> [DIRECTIVE] Set down the material once more, exactly as it appears.

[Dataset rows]
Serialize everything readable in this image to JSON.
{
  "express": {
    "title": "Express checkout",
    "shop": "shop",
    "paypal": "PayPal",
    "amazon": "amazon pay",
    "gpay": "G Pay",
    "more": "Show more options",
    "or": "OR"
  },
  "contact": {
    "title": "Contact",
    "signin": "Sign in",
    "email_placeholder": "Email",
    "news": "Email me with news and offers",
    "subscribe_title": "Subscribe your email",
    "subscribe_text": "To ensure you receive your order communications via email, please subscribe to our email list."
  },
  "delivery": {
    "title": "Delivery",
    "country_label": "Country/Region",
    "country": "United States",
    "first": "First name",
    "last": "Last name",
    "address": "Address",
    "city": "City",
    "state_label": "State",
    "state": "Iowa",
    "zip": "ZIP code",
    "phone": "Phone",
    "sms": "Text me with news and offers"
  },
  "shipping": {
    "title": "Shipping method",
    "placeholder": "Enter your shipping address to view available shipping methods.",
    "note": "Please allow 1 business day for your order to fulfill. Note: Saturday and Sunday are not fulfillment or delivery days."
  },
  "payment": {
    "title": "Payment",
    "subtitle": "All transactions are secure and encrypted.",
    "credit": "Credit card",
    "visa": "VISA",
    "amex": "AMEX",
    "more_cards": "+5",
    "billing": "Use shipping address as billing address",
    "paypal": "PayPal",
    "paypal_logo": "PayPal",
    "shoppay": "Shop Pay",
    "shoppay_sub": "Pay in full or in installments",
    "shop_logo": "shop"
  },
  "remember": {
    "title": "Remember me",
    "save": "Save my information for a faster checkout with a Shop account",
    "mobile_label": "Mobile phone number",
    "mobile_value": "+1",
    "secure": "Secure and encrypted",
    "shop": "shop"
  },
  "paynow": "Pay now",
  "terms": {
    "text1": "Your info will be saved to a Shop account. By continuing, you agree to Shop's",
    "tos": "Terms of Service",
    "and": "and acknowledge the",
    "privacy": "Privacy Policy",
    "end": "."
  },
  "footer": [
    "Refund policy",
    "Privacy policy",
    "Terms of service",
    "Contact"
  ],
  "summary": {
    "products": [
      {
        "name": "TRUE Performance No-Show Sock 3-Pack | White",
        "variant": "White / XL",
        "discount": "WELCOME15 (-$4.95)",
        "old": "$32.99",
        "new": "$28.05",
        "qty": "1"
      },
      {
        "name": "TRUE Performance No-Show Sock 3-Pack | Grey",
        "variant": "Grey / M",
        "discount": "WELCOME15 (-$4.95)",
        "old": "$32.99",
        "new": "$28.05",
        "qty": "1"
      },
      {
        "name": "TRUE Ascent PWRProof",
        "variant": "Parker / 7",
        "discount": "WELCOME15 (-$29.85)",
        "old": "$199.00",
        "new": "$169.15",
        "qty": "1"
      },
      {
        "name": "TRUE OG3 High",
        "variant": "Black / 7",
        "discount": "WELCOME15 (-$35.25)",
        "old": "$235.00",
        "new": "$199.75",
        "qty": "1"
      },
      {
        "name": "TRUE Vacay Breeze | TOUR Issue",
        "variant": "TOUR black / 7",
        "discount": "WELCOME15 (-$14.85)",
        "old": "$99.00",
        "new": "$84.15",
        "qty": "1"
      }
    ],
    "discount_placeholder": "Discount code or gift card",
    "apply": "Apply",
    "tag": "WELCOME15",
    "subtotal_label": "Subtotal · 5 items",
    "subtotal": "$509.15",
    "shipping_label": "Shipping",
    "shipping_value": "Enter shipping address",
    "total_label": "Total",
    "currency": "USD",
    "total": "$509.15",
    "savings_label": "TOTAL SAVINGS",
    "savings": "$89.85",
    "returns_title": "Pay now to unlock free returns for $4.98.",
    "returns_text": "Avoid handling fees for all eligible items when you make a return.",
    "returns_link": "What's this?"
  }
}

> [SOLUTION]
Serialize everything readable in this image to JSON.
{
  "express": {
    "title": "Express checkout",
    "shop": "shop",
    "paypal": "PayPal",
    "amazon": "amazon pay",
    "gpay": "G Pay",
    "more": "Show more options",
    "or": "OR"
  },
  "contact": {
    "title": "Contact",
    "signin": "Sign in",
    "email_placeholder": "Email",
    "news": "Email me with news and offers",
    "subscribe_title": "Subscribe your email",
    "subscribe_text": "To ensure you receive your order communications via email, please subscribe to our email list."
  },
  "delivery": {
    "title": "Delivery",
    "country_label": "Country/Region",
    "country": "United States",
    "first": "First name",
    "last": "Last name",
    "address": "Address",
    "city": "City",
    "state_label": "State",
    "state": "Iowa",
    "zip": "ZIP code",
    "phone": "Phone",
    "sms": "Text me with news and offers"
  },
  "shipping": {
    "title": "Shipping method",
    "placeholder": "Enter your shipping address to view available shipping methods.",
    "note": "Please allow 1 business day for your order to fulfill. Note: Saturday and Sunday are not fulfillment or delivery days."
  },
  "payment": {
    "title": "Payment",
    "subtitle": "All transactions are secure and encrypted.",
    "credit": "Credit card",
    "visa": "VISA",
    "amex": "AMEX",
    "more_cards": "+5",
    "billing": "Use shipping address as billing address",
    "paypal": "PayPal",
    "paypal_logo": "PayPal",
    "shoppay": "Shop Pay",
    "shoppay_sub": "Pay in full or in installments",
    "shop_logo": "shop"
  },
  "remember": {
    "title": "Remember me",
    "save": "Save my information for a faster checkout with a Shop account",
    "mobile_label": "Mobile phone number",
    "mobile_value": "+1",
    "secure": "Secure and encrypted",
    "shop": "shop"
  },
  "paynow": "Pay now",
  "terms": {
    "text1": "Your info will be saved to a Shop account. By continuing, you agree to Shop's",
    "tos": "Terms of Service",
    "and": "and acknowledge the",
    "privacy": "Privacy Policy",
    "end": "."
  },
  "footer": [
    "Refund policy",
    "Privacy policy",
    "Terms of service",
    "Contact"
  ],
  "summary": {
    "products": [
      {
        "name": "TRUE Performance No-Show Sock 3-Pack | White",
        "variant": "White / XL",
        "discount": "WELCOME15 (-$4.95)",
        "old": "$32.99",
        "new": "$28.05",
        "qty": "1"
      },
      {
        "name": "TRUE Performance No-Show Sock 3-Pack | Grey",
        "variant": "Grey / M",
        "discount": "WELCOME15 (-$4.95)",
        "old": "$32.99",
        "new": "$28.05",
        "qty": "1"
      },
      {
        "name": "TRUE Ascent PWRProof",
        "variant": "Parker / 7",
        "discount": "WELCOME15 (-$29.85)",
        "old": "$199.00",
        "new": "$169.15",
        "qty": "1"
      },
      {
        "name": "TRUE OG3 High",
        "variant": "Black / 7",
        "discount": "WELCOME15 (-$35.25)",
        "old": "$235.00",
        "new": "$199.75",
        "qty": "1"
      },
      {
        "name": "TRUE Vacay Breeze | TOUR Issue",
        "variant": "TOUR black / 7",
        "discount": "WELCOME15 (-$14.85)",
        "old": "$99.00",
        "new": "$84.15",
        "qty": "1"
      }
    ],
    "discount_placeholder": "Discount code or gift card",
    "apply": "Apply",
    "tag": "WELCOME15",
    "subtotal_label": "Subtotal · 5 items",
    "subtotal": "$509.15",
    "shipping_label": "Shipping",
    "shipping_value": "Enter shipping address",
    "total_label": "Total",
    "currency": "USD",
    "total": "$509.15",
    "savings_label": "TOTAL SAVINGS",
    "savings": "$89.85",
    "returns_title": "Pay now to unlock free returns for $4.98.",
    "returns_text": "Avoid handling fees for all eligible items when you make a return.",
    "returns_link": "What's this?"
  }
}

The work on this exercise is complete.